» Exercise
Would you pull out every line of the material that contains the string "الله"?

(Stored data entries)
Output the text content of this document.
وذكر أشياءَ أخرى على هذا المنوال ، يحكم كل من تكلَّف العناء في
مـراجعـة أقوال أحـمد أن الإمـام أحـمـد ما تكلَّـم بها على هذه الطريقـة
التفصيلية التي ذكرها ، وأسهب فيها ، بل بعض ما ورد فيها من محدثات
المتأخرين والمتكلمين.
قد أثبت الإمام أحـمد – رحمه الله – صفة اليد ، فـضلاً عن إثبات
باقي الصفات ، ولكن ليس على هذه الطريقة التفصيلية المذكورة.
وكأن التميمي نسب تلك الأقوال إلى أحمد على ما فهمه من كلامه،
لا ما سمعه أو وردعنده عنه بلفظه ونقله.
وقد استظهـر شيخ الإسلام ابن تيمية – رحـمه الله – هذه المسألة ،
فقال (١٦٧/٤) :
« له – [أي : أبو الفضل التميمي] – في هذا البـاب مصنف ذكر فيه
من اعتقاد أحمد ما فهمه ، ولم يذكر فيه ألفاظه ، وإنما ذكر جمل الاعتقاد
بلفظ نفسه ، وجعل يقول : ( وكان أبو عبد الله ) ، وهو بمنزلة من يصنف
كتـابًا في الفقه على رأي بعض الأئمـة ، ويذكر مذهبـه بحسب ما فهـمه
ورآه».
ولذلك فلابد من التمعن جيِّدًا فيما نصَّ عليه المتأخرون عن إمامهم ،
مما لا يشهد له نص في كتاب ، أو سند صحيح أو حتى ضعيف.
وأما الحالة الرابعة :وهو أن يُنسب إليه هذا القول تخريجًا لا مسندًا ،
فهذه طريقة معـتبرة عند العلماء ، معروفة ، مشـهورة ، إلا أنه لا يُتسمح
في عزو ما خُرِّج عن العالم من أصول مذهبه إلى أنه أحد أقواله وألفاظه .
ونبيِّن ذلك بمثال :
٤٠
...
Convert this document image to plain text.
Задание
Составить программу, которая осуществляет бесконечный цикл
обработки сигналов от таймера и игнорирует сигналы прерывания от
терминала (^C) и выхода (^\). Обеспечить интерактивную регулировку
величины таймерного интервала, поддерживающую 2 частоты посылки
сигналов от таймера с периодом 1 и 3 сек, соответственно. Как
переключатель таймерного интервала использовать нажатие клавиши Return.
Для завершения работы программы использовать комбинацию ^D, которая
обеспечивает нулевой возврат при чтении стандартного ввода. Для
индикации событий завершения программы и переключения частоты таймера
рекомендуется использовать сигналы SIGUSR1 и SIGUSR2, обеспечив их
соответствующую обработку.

» Result
قد أثبت الإمام أحـمد – رحمه الله – صفة اليد ، فـضلاً عن إثبات
وقد استظهـر شيخ الإسلام ابن تيمية – رحـمه الله – هذه المسألة ،
بلفظ نفسه ، وجعل يقول : ( وكان أبو عبد الله ) ، وهو بمنزلة من يصنف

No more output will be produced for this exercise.